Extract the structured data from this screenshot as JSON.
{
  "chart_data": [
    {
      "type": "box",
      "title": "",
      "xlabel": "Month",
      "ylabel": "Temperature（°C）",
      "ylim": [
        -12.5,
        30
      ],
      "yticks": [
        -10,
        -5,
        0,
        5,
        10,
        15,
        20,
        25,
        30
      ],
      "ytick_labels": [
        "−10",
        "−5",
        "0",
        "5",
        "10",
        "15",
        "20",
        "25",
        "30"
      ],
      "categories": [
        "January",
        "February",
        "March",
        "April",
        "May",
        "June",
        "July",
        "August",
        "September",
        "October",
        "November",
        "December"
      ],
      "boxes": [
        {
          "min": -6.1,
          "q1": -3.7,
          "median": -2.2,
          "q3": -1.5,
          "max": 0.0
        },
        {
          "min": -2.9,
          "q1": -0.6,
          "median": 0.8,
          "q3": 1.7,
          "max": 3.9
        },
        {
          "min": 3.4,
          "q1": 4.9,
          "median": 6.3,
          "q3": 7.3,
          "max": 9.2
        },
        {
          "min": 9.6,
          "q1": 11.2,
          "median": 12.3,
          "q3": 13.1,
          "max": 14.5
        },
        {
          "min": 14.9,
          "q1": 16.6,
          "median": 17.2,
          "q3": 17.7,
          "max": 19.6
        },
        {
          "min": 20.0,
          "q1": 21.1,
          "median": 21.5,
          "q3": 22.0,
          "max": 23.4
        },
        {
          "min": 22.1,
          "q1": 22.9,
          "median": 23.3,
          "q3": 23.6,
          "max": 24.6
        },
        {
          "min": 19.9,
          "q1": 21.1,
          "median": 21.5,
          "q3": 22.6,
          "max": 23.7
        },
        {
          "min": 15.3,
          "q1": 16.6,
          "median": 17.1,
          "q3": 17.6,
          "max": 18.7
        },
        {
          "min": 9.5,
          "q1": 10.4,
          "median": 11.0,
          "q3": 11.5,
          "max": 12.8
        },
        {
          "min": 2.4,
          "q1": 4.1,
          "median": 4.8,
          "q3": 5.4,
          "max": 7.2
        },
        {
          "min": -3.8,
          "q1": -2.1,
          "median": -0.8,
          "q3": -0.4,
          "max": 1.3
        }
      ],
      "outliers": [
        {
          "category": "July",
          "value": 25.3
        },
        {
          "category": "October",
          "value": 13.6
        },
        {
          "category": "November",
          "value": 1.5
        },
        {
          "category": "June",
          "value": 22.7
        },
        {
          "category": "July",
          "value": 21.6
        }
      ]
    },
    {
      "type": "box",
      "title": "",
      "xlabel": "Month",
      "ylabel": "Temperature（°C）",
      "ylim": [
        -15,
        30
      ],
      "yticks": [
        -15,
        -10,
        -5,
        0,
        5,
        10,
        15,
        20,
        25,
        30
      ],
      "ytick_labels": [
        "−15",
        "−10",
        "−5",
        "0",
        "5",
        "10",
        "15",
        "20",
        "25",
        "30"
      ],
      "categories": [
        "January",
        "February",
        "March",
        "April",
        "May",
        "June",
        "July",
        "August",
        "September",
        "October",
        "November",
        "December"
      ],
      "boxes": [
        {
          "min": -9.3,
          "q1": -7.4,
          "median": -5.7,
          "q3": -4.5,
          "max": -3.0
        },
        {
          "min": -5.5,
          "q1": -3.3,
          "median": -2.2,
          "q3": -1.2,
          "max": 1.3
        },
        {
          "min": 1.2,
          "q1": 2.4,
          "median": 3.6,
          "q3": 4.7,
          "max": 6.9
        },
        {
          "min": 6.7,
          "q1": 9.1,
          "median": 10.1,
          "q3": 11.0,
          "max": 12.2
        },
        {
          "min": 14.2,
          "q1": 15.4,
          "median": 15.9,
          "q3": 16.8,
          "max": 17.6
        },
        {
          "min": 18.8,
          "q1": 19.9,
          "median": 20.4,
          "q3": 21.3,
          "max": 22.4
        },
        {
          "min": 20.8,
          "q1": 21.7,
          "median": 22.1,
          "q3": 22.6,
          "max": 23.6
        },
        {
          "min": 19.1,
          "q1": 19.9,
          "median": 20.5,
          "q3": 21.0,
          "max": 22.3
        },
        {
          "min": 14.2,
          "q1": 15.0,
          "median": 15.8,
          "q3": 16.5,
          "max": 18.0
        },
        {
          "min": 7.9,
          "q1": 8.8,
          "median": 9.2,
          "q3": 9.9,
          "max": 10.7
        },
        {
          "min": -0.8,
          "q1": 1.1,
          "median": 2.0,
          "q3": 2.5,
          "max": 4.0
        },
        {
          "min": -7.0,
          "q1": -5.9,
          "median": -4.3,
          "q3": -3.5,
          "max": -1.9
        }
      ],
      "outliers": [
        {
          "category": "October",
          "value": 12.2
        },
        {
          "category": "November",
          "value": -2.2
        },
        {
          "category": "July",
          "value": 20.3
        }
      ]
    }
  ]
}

* * *

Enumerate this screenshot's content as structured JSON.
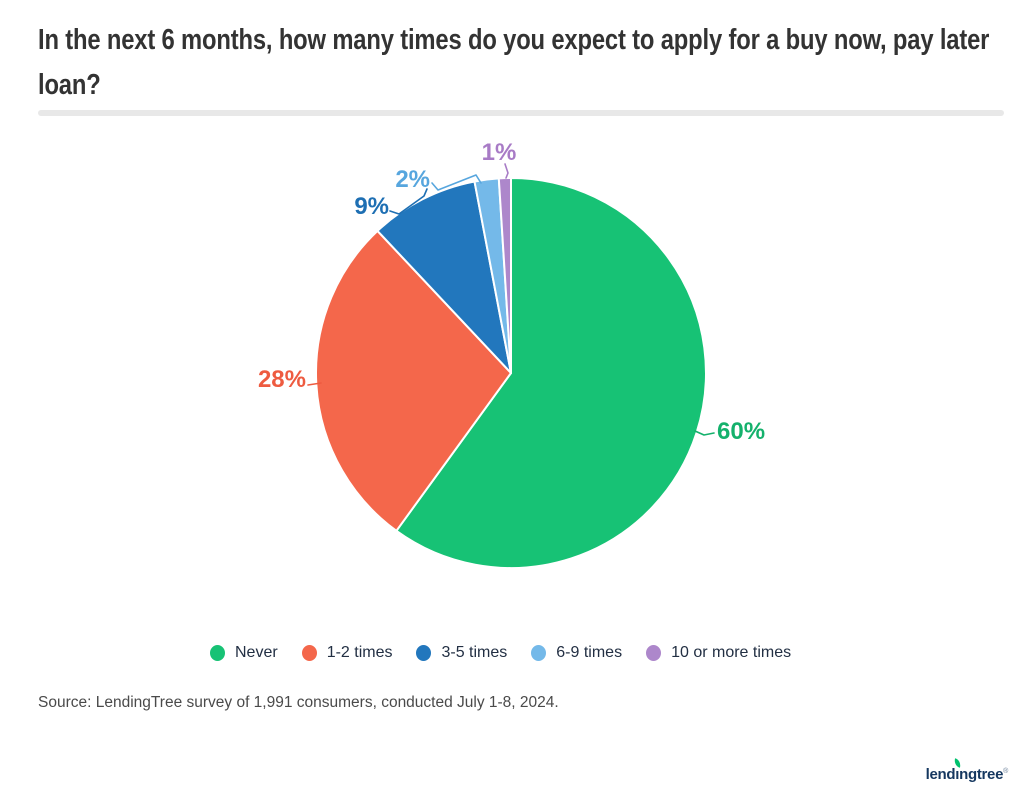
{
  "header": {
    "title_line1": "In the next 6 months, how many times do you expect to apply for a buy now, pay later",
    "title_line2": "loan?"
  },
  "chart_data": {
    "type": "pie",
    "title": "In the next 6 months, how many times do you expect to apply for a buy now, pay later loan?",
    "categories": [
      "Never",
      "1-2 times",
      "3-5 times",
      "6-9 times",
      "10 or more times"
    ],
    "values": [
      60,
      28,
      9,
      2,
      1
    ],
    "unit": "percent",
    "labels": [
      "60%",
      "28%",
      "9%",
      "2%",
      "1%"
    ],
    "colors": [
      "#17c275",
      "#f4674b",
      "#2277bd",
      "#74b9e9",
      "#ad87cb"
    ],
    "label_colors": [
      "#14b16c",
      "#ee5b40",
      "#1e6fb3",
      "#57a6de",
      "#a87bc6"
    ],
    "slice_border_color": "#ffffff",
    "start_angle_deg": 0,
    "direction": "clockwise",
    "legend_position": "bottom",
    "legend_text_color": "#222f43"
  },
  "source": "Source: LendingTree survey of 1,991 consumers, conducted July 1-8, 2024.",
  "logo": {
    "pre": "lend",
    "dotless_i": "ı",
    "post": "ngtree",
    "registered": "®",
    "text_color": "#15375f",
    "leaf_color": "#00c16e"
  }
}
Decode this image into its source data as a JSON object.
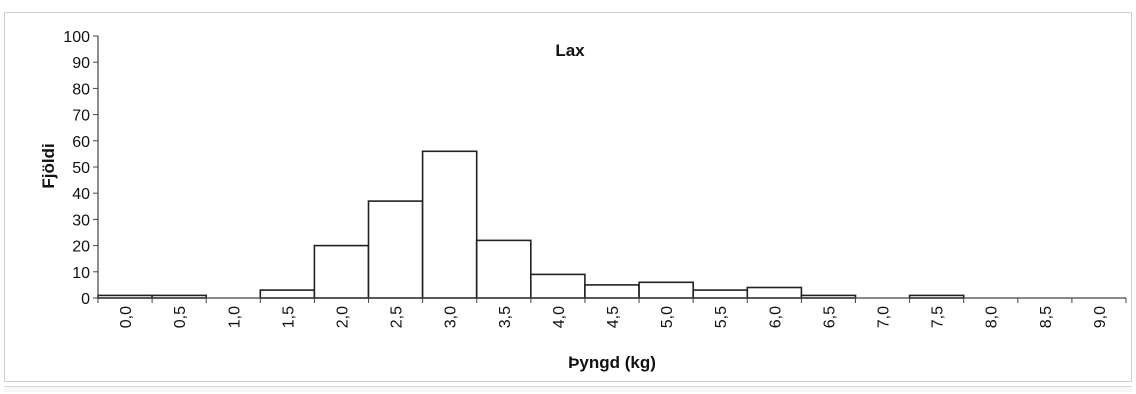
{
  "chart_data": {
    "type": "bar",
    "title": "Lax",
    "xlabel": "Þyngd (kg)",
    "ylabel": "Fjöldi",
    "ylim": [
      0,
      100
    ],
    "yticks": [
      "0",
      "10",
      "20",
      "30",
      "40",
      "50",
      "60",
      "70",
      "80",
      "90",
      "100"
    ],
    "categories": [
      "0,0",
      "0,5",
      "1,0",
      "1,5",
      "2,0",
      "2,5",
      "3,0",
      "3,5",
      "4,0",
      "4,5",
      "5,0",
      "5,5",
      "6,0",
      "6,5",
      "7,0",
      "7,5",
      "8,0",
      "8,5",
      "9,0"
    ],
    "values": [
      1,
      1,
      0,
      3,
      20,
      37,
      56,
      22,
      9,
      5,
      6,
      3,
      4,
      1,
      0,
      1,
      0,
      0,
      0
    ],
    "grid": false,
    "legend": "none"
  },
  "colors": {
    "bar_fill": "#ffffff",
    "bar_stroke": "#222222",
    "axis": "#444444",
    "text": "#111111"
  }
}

= Task objective =
In the lines above, find each one with "expect" and list it.

= Written solution =
    "title_line1": "In the next 6 months, how many times do you expect to apply for a buy now, pay later",
    "title": "In the next 6 months, how many times do you expect to apply for a buy now, pay later loan?",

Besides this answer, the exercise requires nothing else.